**WORK INSTRUCTIONS**
Copy out all lines of the records in which the word "dniu" appears.

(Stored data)
-- begin --
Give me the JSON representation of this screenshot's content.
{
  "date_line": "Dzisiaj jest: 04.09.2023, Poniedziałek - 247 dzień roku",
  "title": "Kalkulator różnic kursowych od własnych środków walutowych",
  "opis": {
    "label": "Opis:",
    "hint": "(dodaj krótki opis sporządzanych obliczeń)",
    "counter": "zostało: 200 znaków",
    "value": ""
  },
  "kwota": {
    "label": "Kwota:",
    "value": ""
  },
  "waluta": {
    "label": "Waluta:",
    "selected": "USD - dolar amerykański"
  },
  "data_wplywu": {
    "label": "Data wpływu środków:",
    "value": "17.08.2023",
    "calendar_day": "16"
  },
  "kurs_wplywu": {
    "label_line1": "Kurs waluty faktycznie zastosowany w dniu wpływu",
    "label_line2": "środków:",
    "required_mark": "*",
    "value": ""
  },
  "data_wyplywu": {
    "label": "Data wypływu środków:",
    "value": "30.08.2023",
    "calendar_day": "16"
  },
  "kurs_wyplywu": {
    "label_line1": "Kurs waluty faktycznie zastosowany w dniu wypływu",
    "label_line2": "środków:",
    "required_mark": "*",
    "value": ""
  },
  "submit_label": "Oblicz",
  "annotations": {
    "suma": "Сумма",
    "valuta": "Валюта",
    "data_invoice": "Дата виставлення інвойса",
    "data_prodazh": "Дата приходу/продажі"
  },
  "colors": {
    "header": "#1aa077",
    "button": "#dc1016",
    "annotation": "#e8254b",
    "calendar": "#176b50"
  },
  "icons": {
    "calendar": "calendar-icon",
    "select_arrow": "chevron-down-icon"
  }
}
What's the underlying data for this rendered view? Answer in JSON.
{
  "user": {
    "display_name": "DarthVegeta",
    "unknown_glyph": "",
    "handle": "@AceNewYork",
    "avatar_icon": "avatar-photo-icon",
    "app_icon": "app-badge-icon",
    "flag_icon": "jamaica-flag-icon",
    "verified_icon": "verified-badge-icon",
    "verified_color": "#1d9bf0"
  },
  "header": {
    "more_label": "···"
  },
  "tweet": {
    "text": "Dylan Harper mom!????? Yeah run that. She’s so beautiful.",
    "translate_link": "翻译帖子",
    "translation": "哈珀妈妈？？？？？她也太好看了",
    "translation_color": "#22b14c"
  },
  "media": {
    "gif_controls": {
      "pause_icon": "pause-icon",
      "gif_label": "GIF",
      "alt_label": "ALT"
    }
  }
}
-- end --
-- begin --
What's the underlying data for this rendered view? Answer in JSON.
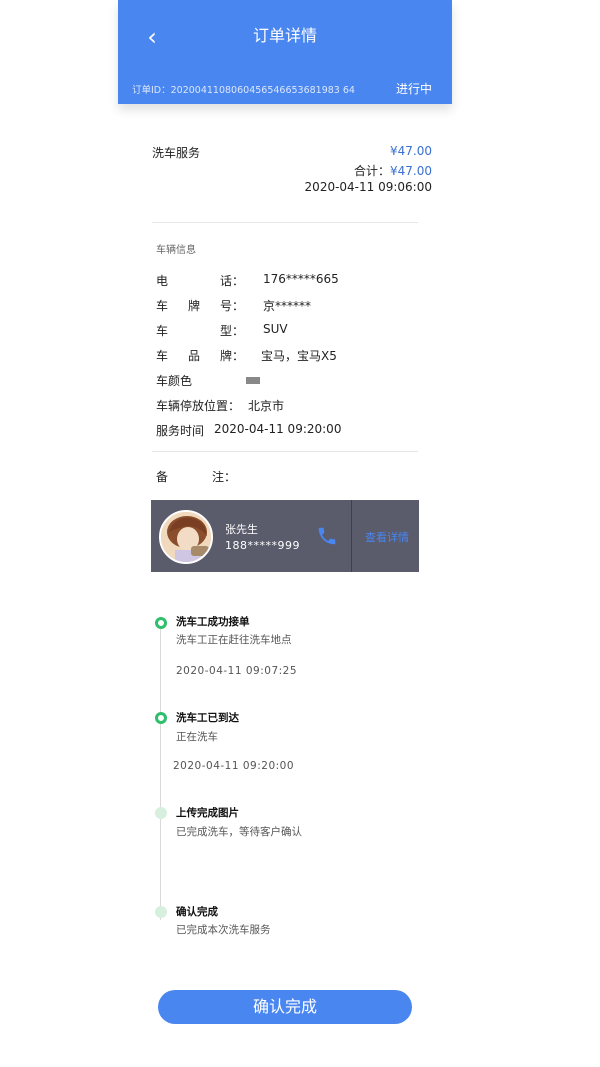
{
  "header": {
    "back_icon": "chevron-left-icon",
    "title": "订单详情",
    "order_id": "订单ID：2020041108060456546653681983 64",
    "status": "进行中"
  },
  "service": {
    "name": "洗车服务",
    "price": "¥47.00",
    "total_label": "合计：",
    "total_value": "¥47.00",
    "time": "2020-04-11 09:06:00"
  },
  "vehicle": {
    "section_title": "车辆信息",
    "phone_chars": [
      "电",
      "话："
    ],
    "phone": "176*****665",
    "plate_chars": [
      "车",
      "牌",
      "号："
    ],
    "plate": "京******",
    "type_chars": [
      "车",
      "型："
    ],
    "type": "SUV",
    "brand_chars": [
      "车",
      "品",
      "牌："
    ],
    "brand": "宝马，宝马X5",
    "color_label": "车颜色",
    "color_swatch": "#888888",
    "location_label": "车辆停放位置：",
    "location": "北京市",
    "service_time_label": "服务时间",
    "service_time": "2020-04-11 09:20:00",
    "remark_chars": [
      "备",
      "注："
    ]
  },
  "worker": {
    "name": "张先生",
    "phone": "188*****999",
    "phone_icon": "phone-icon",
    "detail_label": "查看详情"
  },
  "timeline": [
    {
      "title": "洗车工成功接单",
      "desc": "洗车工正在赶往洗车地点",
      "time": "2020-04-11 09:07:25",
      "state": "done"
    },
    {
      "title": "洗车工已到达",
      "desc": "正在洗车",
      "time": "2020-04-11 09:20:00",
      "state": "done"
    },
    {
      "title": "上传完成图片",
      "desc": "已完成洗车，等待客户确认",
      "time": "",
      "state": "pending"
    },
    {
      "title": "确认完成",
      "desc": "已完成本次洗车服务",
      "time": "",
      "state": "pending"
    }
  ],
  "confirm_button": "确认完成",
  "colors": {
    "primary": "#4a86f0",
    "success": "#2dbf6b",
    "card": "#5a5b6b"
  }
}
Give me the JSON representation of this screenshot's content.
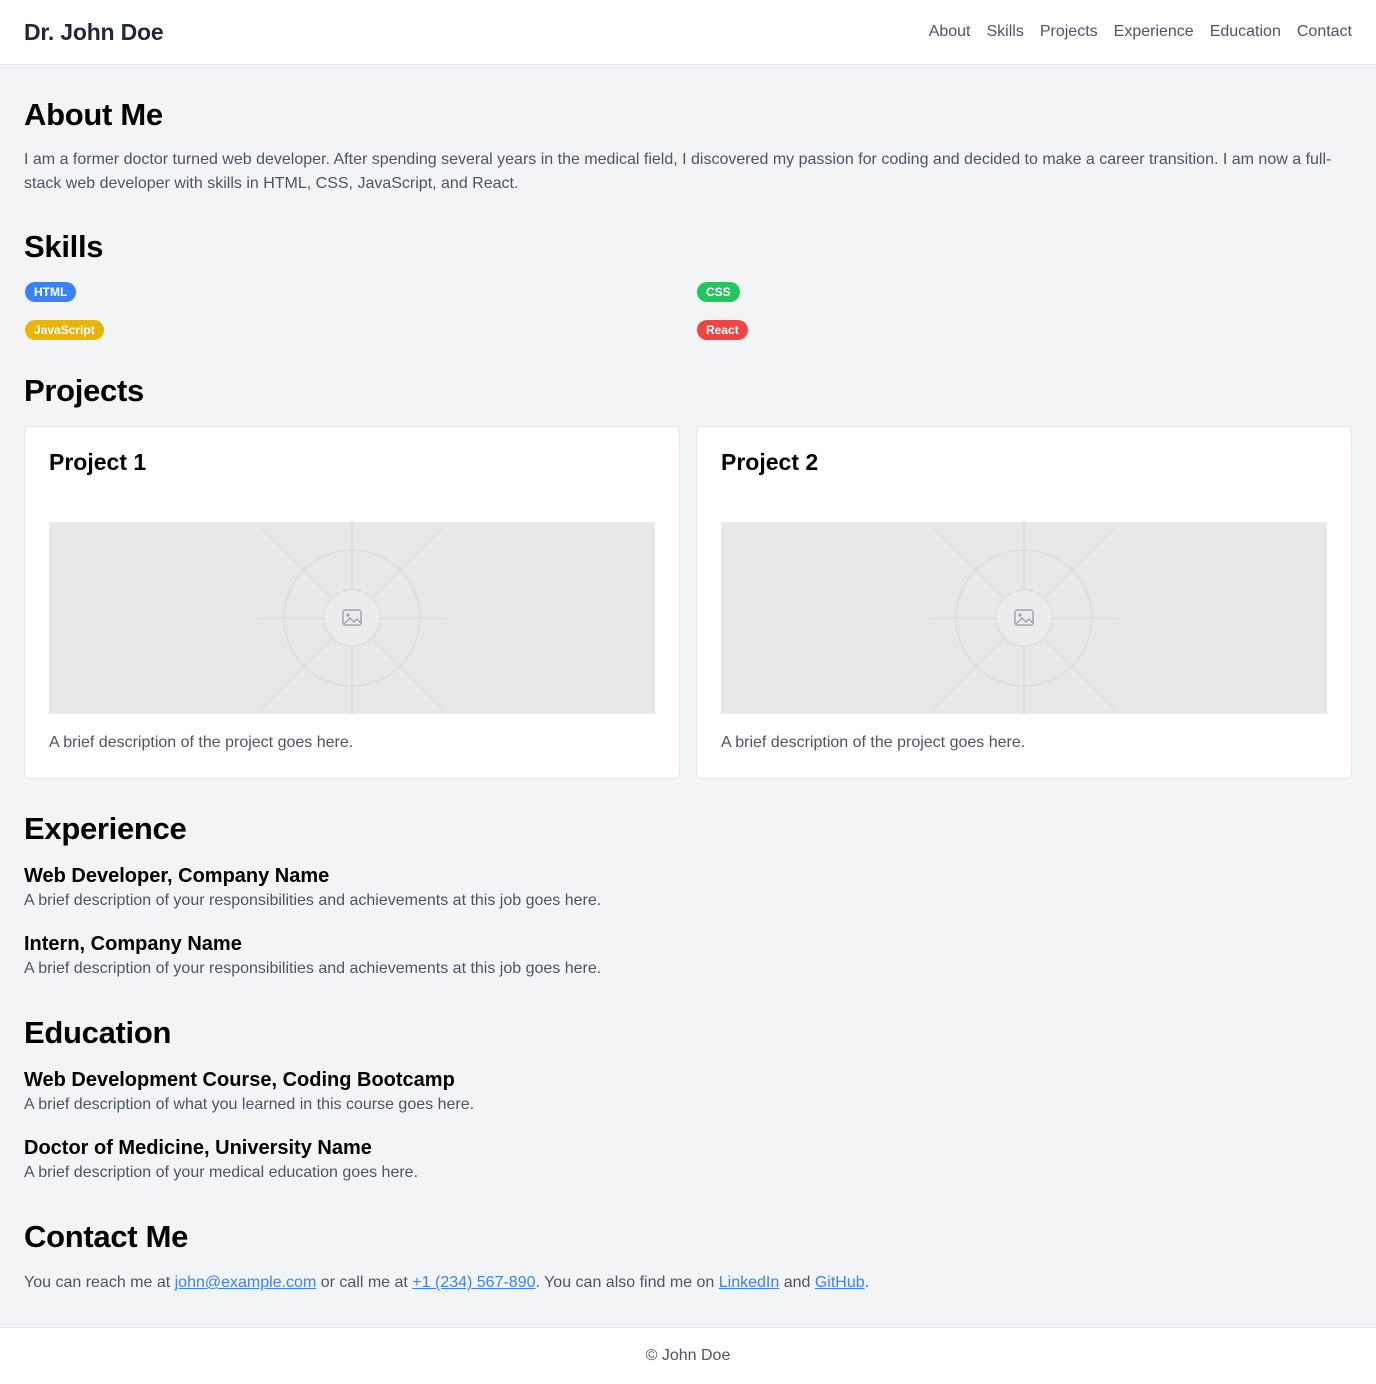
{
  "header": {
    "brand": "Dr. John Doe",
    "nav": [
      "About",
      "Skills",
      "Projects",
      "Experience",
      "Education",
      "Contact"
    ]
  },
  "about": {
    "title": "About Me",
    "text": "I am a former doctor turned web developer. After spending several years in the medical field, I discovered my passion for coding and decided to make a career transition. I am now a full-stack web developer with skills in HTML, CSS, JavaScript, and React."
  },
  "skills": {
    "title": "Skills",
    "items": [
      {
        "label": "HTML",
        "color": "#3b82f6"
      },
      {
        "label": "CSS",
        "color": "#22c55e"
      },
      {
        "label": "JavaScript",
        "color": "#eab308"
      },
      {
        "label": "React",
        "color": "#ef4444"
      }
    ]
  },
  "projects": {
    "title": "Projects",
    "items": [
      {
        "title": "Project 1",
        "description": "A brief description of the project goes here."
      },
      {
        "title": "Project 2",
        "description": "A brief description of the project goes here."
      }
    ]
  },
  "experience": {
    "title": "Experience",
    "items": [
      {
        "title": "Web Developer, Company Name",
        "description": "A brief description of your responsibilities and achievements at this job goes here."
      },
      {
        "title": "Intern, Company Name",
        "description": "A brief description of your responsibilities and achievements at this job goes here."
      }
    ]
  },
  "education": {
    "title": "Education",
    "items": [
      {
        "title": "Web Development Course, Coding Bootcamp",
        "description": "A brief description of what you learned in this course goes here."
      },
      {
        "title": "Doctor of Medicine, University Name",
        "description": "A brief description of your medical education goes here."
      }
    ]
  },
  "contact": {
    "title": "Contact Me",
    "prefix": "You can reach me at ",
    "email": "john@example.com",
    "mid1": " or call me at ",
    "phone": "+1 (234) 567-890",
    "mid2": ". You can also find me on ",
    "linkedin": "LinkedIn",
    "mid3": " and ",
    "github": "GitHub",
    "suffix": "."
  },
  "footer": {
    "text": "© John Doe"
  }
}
-- end --
-- begin --
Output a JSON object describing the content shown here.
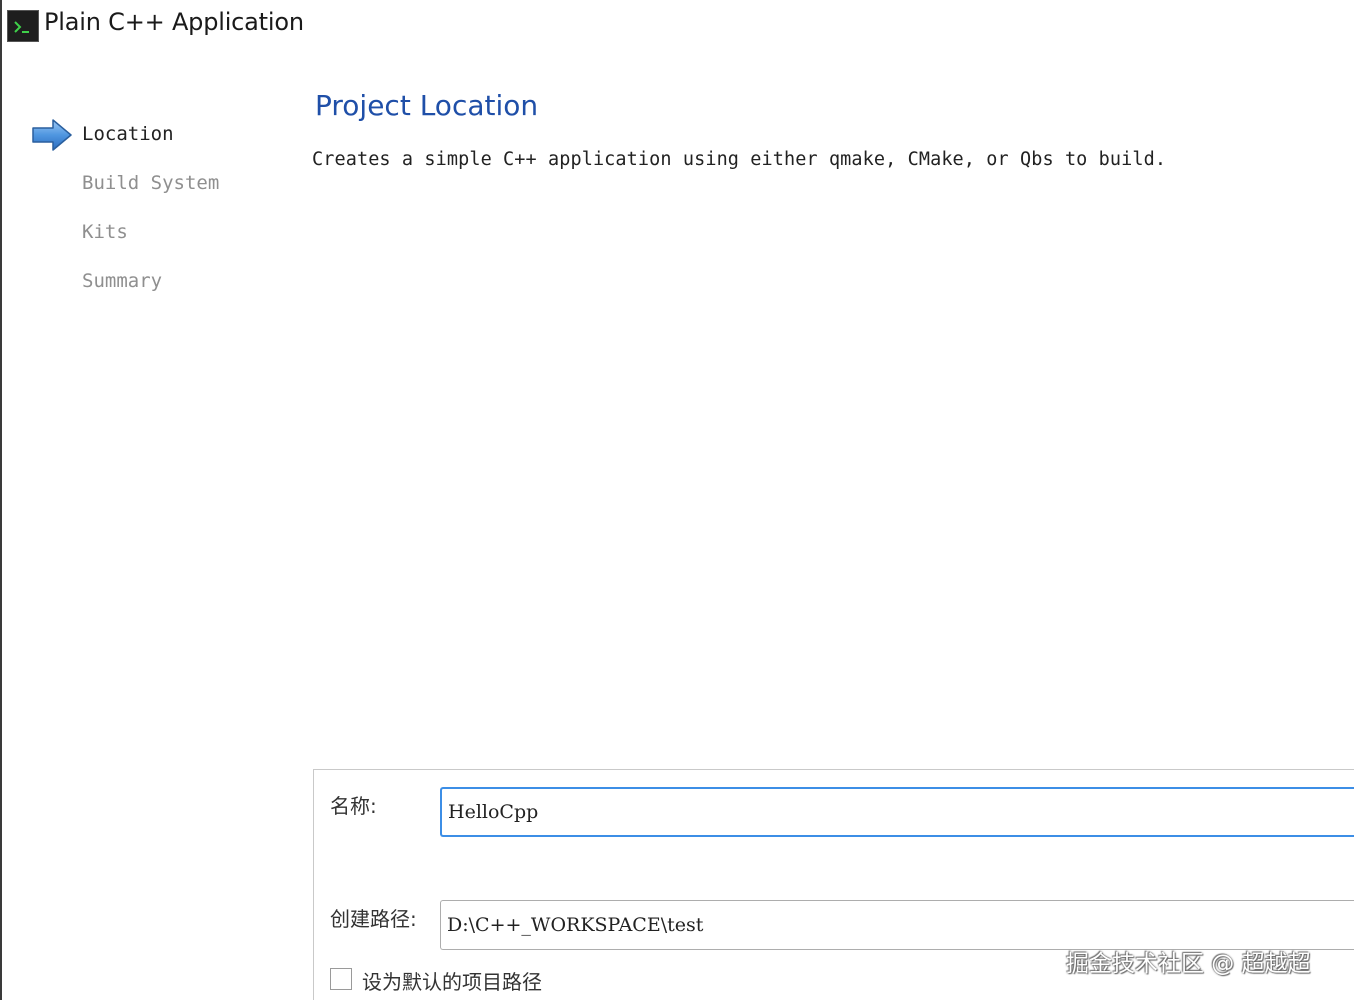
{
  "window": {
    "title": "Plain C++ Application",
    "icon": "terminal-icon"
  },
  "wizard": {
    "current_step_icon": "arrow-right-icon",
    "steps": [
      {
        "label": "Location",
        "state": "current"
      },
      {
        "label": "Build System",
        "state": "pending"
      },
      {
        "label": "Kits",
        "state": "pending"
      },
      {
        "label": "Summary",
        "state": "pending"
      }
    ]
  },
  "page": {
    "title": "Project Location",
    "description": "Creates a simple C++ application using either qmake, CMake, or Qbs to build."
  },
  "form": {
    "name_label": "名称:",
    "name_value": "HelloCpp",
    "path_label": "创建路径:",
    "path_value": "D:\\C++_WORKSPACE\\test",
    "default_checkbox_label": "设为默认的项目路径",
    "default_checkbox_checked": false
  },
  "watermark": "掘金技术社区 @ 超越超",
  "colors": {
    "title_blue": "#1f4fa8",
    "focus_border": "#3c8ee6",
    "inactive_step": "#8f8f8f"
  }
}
-- end --
**SOLUTION FOR THIS EXERCISE**
    "label_line1": "Kurs waluty faktycznie zastosowany w dniu wpływu",
    "label_line1": "Kurs waluty faktycznie zastosowany w dniu wypływu",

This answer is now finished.